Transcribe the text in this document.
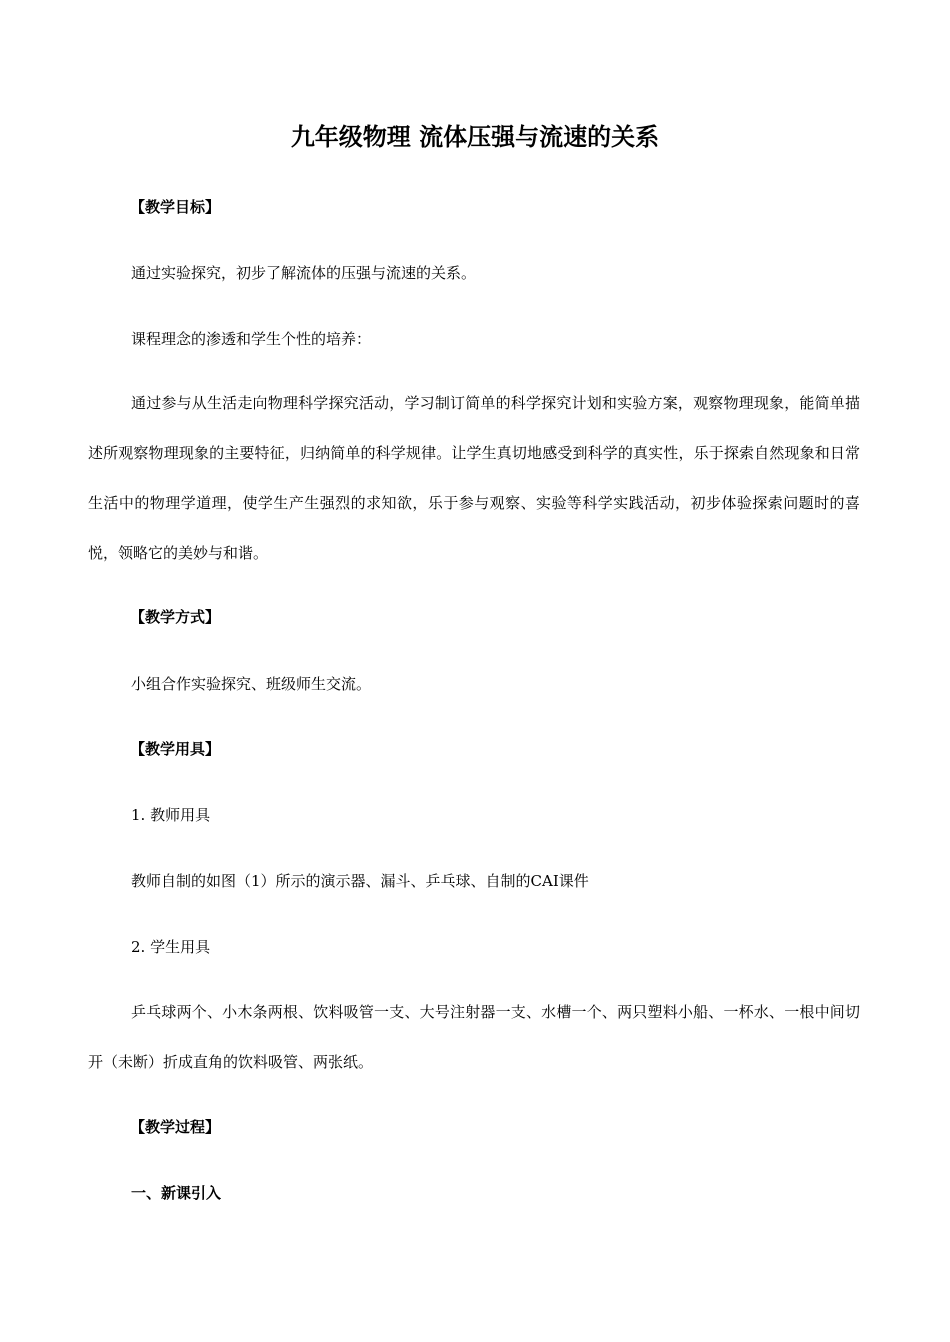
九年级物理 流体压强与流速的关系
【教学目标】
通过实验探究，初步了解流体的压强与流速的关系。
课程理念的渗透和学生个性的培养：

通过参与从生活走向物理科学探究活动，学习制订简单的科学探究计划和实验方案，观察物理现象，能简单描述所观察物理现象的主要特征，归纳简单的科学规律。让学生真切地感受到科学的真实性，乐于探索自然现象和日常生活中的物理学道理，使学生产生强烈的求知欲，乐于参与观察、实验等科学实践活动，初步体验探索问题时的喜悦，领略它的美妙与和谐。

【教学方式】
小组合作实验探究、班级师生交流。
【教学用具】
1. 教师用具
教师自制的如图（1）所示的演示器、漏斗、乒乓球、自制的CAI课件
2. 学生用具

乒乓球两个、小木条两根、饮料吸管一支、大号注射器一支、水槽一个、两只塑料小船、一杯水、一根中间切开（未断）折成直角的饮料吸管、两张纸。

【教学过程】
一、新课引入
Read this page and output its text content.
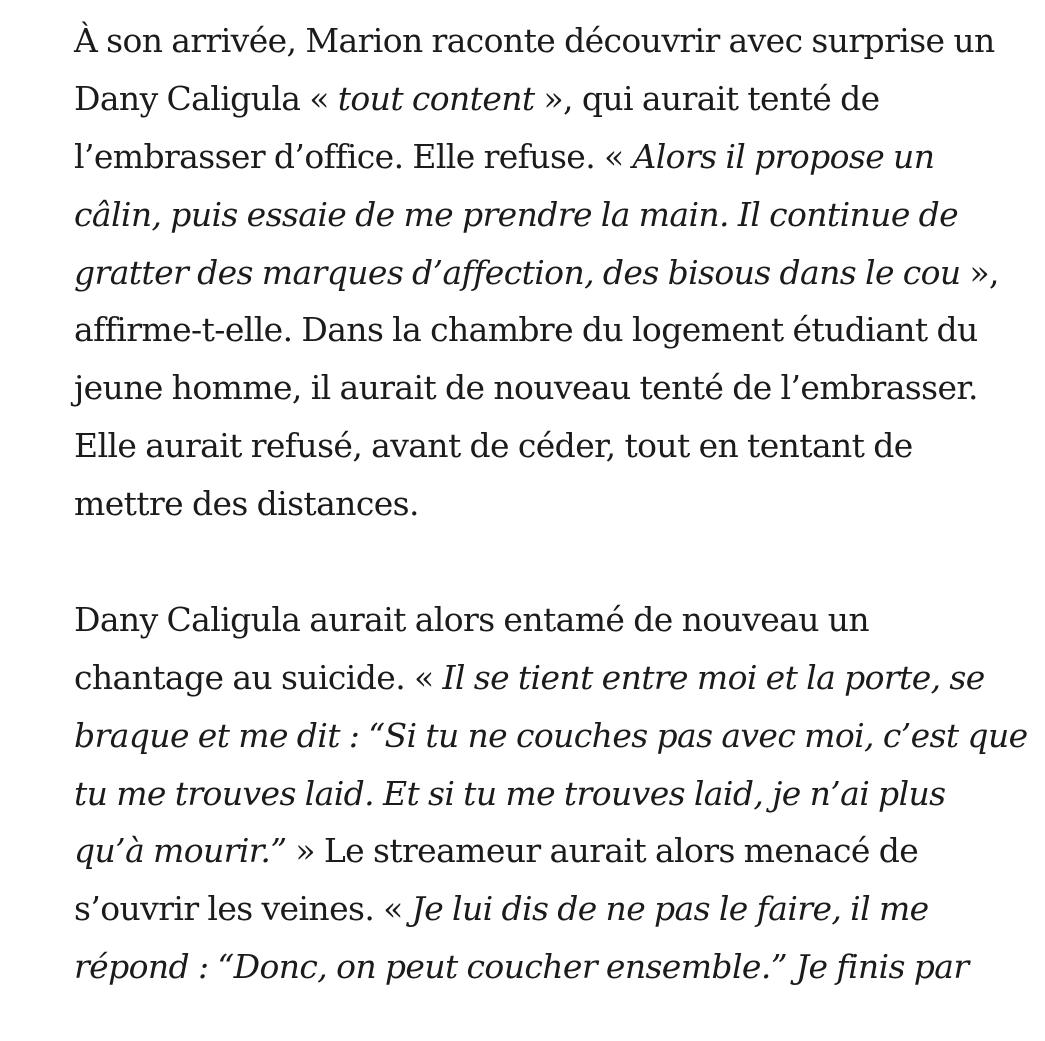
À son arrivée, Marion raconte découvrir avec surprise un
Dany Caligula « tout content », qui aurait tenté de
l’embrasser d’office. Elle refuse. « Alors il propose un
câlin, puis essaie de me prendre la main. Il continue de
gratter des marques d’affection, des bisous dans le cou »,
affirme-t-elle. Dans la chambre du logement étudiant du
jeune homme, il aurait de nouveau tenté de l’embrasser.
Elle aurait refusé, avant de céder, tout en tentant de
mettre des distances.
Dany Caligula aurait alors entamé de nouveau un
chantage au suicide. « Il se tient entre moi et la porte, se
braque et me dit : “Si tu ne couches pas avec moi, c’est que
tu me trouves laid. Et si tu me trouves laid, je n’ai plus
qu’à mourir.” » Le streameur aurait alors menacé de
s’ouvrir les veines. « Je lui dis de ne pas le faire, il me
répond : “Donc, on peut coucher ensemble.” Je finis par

###

● Work to do
Determine how many lines of the data contain "Dany" and give nothing but that number.

● Solution for this task
2